▶ [Input rows]

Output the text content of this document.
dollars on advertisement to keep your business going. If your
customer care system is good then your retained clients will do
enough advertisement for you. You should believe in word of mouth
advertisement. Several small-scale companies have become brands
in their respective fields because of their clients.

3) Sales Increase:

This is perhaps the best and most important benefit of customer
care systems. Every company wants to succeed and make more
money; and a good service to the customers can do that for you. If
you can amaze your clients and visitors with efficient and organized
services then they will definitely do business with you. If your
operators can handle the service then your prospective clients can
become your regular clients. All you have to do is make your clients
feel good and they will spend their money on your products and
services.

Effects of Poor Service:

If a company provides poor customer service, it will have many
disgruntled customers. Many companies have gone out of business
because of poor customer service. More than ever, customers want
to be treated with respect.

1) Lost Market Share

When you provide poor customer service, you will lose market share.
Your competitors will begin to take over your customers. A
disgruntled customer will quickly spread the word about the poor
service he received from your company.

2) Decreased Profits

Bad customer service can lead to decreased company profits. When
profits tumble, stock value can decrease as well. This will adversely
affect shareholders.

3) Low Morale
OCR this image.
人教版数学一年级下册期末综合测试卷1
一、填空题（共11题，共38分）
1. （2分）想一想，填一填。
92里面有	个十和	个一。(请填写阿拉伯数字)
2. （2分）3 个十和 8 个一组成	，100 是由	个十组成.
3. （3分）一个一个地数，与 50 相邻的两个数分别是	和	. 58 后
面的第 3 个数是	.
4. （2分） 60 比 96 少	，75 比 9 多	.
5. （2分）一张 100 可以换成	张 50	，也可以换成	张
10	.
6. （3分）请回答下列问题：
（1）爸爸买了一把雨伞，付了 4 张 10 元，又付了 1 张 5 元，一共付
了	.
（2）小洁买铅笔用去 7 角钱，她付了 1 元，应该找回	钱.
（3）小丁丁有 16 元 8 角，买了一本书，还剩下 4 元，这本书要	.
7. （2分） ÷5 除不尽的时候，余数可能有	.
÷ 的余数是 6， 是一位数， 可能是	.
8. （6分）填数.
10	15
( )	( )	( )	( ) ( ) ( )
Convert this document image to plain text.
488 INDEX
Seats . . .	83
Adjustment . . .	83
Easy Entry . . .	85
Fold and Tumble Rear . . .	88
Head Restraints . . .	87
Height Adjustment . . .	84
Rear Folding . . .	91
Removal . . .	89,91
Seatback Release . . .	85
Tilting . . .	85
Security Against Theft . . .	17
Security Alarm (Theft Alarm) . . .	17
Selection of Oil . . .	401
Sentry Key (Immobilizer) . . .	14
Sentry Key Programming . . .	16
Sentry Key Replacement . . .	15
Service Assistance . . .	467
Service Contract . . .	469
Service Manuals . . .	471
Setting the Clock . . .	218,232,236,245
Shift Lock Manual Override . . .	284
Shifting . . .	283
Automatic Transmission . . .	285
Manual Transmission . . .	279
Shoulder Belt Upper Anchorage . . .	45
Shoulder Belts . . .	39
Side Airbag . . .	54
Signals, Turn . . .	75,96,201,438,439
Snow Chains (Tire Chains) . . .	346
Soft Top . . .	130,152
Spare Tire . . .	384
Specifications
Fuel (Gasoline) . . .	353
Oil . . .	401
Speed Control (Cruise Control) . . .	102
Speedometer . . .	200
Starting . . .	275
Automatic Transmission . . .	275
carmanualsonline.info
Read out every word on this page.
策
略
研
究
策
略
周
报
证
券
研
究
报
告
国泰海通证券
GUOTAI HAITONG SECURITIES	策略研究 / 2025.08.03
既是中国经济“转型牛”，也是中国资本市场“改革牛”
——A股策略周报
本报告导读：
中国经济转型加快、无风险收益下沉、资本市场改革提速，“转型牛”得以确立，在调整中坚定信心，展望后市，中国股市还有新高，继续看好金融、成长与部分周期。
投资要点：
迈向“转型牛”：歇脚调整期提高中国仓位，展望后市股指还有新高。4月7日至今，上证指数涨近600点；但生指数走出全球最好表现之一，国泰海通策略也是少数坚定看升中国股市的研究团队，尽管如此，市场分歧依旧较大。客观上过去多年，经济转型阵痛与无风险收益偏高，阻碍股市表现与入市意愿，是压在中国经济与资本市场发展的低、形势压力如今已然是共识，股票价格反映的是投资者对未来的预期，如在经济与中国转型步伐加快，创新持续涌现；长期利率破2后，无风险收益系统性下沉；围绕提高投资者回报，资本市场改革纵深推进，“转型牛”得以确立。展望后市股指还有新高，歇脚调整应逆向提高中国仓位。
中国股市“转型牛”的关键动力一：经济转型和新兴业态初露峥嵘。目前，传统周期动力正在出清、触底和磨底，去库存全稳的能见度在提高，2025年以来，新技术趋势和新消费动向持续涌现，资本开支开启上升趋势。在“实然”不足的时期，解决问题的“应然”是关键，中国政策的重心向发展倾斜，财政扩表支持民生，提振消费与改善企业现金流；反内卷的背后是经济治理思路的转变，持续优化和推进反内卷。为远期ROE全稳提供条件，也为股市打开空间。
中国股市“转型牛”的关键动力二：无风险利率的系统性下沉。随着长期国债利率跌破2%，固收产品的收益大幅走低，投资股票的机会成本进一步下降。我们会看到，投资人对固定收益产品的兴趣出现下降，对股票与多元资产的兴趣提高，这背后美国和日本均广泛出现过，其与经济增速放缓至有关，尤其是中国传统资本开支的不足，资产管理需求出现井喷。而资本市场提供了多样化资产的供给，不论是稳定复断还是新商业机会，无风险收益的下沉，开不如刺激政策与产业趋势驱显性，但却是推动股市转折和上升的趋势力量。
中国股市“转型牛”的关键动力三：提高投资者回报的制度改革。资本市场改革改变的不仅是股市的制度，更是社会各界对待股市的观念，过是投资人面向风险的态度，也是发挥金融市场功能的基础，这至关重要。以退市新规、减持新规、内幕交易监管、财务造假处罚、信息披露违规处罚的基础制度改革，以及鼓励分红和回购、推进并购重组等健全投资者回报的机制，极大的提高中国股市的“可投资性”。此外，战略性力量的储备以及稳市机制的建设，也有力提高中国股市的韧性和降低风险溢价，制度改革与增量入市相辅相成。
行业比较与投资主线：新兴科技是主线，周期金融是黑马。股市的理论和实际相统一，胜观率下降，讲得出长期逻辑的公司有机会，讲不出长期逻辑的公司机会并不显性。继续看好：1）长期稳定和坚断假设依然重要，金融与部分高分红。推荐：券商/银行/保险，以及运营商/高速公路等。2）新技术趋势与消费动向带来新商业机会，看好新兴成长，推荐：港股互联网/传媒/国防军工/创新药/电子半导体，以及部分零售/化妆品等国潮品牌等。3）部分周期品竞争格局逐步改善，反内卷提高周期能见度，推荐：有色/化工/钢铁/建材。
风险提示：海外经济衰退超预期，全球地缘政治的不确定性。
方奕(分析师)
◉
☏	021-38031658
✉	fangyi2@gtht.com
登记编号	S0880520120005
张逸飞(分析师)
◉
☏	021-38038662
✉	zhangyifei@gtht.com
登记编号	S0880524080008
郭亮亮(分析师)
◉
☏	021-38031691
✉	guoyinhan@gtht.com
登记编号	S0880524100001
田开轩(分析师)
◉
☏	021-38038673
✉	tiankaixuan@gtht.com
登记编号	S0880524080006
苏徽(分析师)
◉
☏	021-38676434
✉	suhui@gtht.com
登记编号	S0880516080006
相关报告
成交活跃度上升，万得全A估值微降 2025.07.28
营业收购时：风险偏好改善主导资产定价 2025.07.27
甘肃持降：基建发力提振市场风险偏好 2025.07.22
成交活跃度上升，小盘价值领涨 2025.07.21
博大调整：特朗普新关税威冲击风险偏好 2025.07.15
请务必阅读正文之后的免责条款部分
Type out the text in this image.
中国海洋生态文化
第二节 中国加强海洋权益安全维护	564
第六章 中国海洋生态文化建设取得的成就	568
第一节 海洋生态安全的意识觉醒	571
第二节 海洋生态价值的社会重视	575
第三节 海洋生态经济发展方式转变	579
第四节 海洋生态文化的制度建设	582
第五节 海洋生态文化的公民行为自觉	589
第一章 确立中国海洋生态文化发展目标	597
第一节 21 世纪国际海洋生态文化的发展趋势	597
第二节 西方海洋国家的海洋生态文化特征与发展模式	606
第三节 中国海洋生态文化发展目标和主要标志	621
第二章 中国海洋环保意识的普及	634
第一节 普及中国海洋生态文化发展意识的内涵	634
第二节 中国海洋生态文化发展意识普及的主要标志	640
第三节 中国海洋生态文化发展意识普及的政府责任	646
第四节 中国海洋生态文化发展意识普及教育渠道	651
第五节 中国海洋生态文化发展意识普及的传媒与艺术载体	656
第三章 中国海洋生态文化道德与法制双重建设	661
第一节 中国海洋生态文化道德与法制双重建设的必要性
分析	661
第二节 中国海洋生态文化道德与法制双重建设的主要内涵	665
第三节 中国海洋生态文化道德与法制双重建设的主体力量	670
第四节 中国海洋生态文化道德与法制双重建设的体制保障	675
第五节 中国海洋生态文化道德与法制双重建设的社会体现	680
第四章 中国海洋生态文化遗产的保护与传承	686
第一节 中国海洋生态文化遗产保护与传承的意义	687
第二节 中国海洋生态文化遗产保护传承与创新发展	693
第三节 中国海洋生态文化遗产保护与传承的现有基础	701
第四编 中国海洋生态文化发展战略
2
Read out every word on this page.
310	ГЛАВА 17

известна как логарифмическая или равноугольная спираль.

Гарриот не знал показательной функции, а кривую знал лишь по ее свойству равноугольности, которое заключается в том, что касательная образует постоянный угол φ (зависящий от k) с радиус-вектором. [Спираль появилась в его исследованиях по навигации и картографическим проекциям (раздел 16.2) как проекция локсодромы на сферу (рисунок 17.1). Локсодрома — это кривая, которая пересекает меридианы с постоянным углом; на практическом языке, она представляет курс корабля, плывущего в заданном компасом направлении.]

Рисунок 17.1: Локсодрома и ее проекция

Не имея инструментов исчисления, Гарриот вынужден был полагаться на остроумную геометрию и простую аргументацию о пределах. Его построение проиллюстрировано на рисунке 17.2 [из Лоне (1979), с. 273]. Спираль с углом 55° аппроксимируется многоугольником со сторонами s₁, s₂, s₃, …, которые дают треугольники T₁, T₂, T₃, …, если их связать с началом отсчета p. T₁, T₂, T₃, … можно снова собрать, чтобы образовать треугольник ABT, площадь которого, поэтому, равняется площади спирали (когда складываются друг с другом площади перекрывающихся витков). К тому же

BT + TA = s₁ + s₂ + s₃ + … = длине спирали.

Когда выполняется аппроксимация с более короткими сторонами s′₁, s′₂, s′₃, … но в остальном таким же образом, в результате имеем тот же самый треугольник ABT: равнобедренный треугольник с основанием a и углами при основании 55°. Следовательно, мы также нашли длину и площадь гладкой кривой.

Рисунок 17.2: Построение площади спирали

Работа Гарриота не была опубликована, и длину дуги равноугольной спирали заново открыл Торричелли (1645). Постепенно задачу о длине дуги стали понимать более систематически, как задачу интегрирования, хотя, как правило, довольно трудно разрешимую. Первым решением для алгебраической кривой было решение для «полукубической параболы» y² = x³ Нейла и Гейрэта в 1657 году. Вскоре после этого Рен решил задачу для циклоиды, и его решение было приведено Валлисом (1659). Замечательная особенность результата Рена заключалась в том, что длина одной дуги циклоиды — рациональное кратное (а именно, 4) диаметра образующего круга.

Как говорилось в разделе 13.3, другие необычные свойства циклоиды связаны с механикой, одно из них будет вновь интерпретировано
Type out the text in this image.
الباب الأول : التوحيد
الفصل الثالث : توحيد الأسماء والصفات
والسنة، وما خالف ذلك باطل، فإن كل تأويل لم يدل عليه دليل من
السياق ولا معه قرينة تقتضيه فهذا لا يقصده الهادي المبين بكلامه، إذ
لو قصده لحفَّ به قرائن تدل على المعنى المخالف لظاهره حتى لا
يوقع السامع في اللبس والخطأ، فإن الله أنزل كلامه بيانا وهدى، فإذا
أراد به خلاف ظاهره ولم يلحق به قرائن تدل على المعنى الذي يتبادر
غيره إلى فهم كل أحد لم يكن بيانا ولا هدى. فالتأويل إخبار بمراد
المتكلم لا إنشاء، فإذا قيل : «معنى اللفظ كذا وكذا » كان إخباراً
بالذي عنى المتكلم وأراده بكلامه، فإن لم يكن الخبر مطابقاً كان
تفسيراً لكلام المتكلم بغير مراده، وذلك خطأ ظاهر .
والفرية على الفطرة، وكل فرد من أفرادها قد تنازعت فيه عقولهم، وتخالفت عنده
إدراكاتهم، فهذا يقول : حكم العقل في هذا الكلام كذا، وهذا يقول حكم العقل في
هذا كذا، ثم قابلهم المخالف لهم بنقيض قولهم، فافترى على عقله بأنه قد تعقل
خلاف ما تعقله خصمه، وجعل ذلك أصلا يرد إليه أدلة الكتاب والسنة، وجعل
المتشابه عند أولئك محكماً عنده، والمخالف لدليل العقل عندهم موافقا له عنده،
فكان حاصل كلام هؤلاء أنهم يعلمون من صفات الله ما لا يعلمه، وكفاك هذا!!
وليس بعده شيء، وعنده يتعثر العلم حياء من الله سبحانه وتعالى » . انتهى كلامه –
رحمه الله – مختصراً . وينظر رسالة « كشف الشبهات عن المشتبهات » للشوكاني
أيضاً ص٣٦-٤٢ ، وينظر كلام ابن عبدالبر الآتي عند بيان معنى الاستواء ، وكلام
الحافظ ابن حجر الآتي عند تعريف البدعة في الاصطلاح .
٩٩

▶ [What you need to do]
Count the lines above that contain the word "العقل", and give only that number.

▶ [Response to the exercise]
2